Repeat the material verbatim. Images are excluded from the copy.
--- start of TASK INPUTS ---
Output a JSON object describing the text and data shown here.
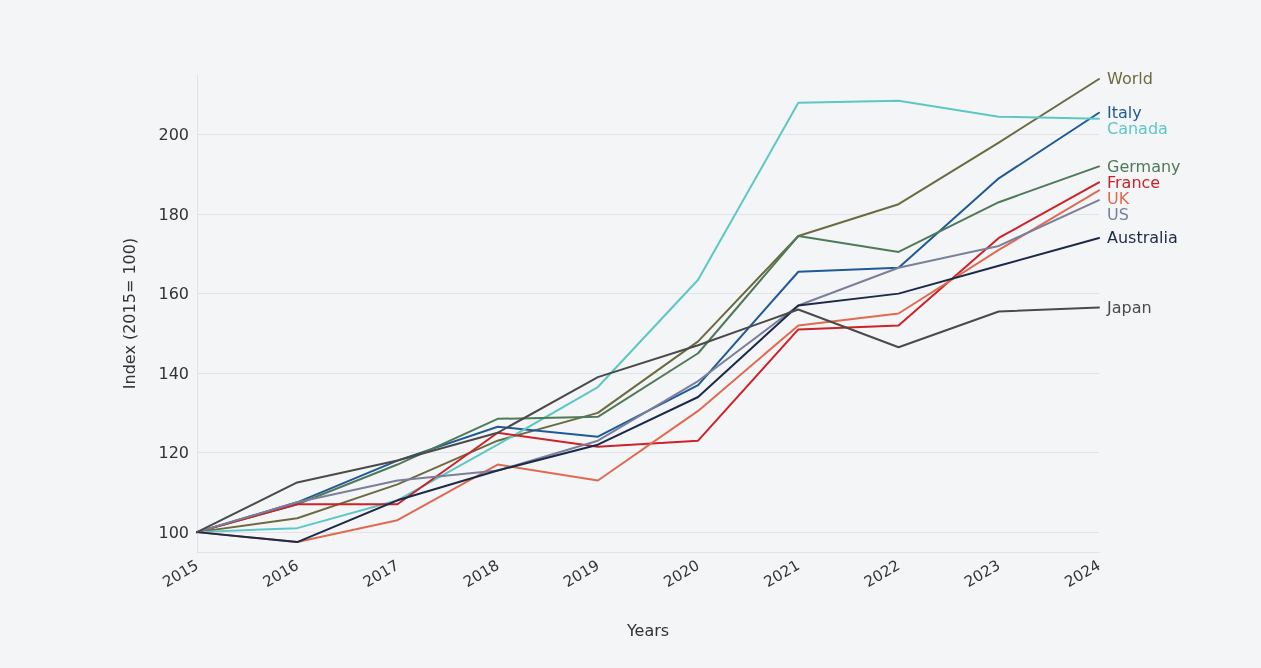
{
  "chart_data": {
    "type": "line",
    "xlabel": "Years",
    "ylabel": "Index (2015= 100)",
    "categories": [
      "2015",
      "2016",
      "2017",
      "2018",
      "2019",
      "2020",
      "2021",
      "2022",
      "2023",
      "2024"
    ],
    "ylim": [
      95,
      215
    ],
    "yticks": [
      100,
      120,
      140,
      160,
      180,
      200
    ],
    "grid": "y",
    "legend": false,
    "marker": "none",
    "line_style": "solid",
    "series": [
      {
        "name": "World",
        "color": "#6b6b3f",
        "values": [
          100,
          103.5,
          112,
          123,
          130,
          148,
          174.5,
          182.5,
          198,
          214
        ]
      },
      {
        "name": "Italy",
        "color": "#1f5a96",
        "values": [
          100,
          107.5,
          118,
          126.5,
          124,
          137,
          165.5,
          166.5,
          189,
          205.5
        ]
      },
      {
        "name": "Canada",
        "color": "#5cc7c4",
        "values": [
          100,
          101,
          108,
          122,
          136.5,
          163.5,
          208,
          208.5,
          204.5,
          204
        ]
      },
      {
        "name": "Germany",
        "color": "#4f7a5a",
        "values": [
          100,
          107,
          117,
          128.5,
          129,
          145,
          174.5,
          170.5,
          183,
          192
        ]
      },
      {
        "name": "France",
        "color": "#cc2229",
        "values": [
          100,
          107,
          107,
          125,
          121.5,
          123,
          151,
          152,
          174,
          188
        ]
      },
      {
        "name": "UK",
        "color": "#e06a50",
        "values": [
          100,
          97.5,
          103,
          117,
          113,
          130.5,
          152,
          155,
          171,
          186
        ]
      },
      {
        "name": "US",
        "color": "#7a7f9b",
        "values": [
          100,
          107.5,
          113,
          115.5,
          123,
          138,
          157,
          166.5,
          172,
          183.5
        ]
      },
      {
        "name": "Australia",
        "color": "#1c2a4a",
        "values": [
          100,
          97.5,
          108,
          115.5,
          122,
          134,
          157,
          160,
          167,
          174
        ]
      },
      {
        "name": "Japan",
        "color": "#4a4a4a",
        "values": [
          100,
          112.5,
          118,
          125,
          139,
          147,
          156,
          146.5,
          155.5,
          156.5
        ]
      }
    ]
  }
}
--- end of TASK INPUTS ---
### EXERCISE RESULT
Output a JSON object describing the text and data shown here.
{
  "chart_data": {
    "type": "line",
    "xlabel": "Years",
    "ylabel": "Index (2015= 100)",
    "categories": [
      "2015",
      "2016",
      "2017",
      "2018",
      "2019",
      "2020",
      "2021",
      "2022",
      "2023",
      "2024"
    ],
    "ylim": [
      95,
      215
    ],
    "yticks": [
      100,
      120,
      140,
      160,
      180,
      200
    ],
    "grid": "y",
    "legend": false,
    "marker": "none",
    "line_style": "solid",
    "series": [
      {
        "name": "World",
        "color": "#6b6b3f",
        "values": [
          100,
          103.5,
          112,
          123,
          130,
          148,
          174.5,
          182.5,
          198,
          214
        ]
      },
      {
        "name": "Italy",
        "color": "#1f5a96",
        "values": [
          100,
          107.5,
          118,
          126.5,
          124,
          137,
          165.5,
          166.5,
          189,
          205.5
        ]
      },
      {
        "name": "Canada",
        "color": "#5cc7c4",
        "values": [
          100,
          101,
          108,
          122,
          136.5,
          163.5,
          208,
          208.5,
          204.5,
          204
        ]
      },
      {
        "name": "Germany",
        "color": "#4f7a5a",
        "values": [
          100,
          107,
          117,
          128.5,
          129,
          145,
          174.5,
          170.5,
          183,
          192
        ]
      },
      {
        "name": "France",
        "color": "#cc2229",
        "values": [
          100,
          107,
          107,
          125,
          121.5,
          123,
          151,
          152,
          174,
          188
        ]
      },
      {
        "name": "UK",
        "color": "#e06a50",
        "values": [
          100,
          97.5,
          103,
          117,
          113,
          130.5,
          152,
          155,
          171,
          186
        ]
      },
      {
        "name": "US",
        "color": "#7a7f9b",
        "values": [
          100,
          107.5,
          113,
          115.5,
          123,
          138,
          157,
          166.5,
          172,
          183.5
        ]
      },
      {
        "name": "Australia",
        "color": "#1c2a4a",
        "values": [
          100,
          97.5,
          108,
          115.5,
          122,
          134,
          157,
          160,
          167,
          174
        ]
      },
      {
        "name": "Japan",
        "color": "#4a4a4a",
        "values": [
          100,
          112.5,
          118,
          125,
          139,
          147,
          156,
          146.5,
          155.5,
          156.5
        ]
      }
    ]
  }
}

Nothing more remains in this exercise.